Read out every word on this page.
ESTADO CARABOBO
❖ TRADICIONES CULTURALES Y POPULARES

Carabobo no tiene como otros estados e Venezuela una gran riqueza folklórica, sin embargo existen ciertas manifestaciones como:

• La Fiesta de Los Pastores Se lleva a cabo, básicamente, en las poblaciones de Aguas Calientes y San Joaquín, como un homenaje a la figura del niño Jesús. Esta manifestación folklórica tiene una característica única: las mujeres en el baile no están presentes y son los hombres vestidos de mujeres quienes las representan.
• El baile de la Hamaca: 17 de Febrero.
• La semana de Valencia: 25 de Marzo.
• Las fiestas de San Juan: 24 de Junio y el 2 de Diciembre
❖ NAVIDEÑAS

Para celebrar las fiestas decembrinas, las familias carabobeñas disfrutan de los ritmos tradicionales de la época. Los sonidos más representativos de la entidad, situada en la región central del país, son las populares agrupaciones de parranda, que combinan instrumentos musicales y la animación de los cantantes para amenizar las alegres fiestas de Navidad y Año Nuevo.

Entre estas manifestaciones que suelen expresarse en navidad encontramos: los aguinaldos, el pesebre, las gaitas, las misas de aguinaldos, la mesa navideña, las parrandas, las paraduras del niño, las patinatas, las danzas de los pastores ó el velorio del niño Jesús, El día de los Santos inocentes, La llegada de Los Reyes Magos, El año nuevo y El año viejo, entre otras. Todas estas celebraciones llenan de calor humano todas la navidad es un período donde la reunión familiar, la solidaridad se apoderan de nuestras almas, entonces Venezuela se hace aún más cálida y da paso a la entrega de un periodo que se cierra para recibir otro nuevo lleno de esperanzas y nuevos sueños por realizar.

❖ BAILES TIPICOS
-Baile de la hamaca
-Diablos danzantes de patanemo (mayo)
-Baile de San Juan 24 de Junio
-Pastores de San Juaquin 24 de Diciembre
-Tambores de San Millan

● **Given problem**
Write out the data exactly as it stands.

● **Problem solution**
Read out every word on this page.
ESTADO CARABOBO
❖ TRADICIONES CULTURALES Y POPULARES

Carabobo no tiene como otros estados e Venezuela una gran riqueza folklórica, sin embargo existen ciertas manifestaciones como:

• La Fiesta de Los Pastores Se lleva a cabo, básicamente, en las poblaciones de Aguas Calientes y San Joaquín, como un homenaje a la figura del niño Jesús. Esta manifestación folklórica tiene una característica única: las mujeres en el baile no están presentes y son los hombres vestidos de mujeres quienes las representan.
• El baile de la Hamaca: 17 de Febrero.
• La semana de Valencia: 25 de Marzo.
• Las fiestas de San Juan: 24 de Junio y el 2 de Diciembre
❖ NAVIDEÑAS

Para celebrar las fiestas decembrinas, las familias carabobeñas disfrutan de los ritmos tradicionales de la época. Los sonidos más representativos de la entidad, situada en la región central del país, son las populares agrupaciones de parranda, que combinan instrumentos musicales y la animación de los cantantes para amenizar las alegres fiestas de Navidad y Año Nuevo.

Entre estas manifestaciones que suelen expresarse en navidad encontramos: los aguinaldos, el pesebre, las gaitas, las misas de aguinaldos, la mesa navideña, las parrandas, las paraduras del niño, las patinatas, las danzas de los pastores ó el velorio del niño Jesús, El día de los Santos inocentes, La llegada de Los Reyes Magos, El año nuevo y El año viejo, entre otras. Todas estas celebraciones llenan de calor humano todas la navidad es un período donde la reunión familiar, la solidaridad se apoderan de nuestras almas, entonces Venezuela se hace aún más cálida y da paso a la entrega de un periodo que se cierra para recibir otro nuevo lleno de esperanzas y nuevos sueños por realizar.

❖ BAILES TIPICOS
-Baile de la hamaca
-Diablos danzantes de patanemo (mayo)
-Baile de San Juan 24 de Junio
-Pastores de San Juaquin 24 de Diciembre
-Tambores de San Millan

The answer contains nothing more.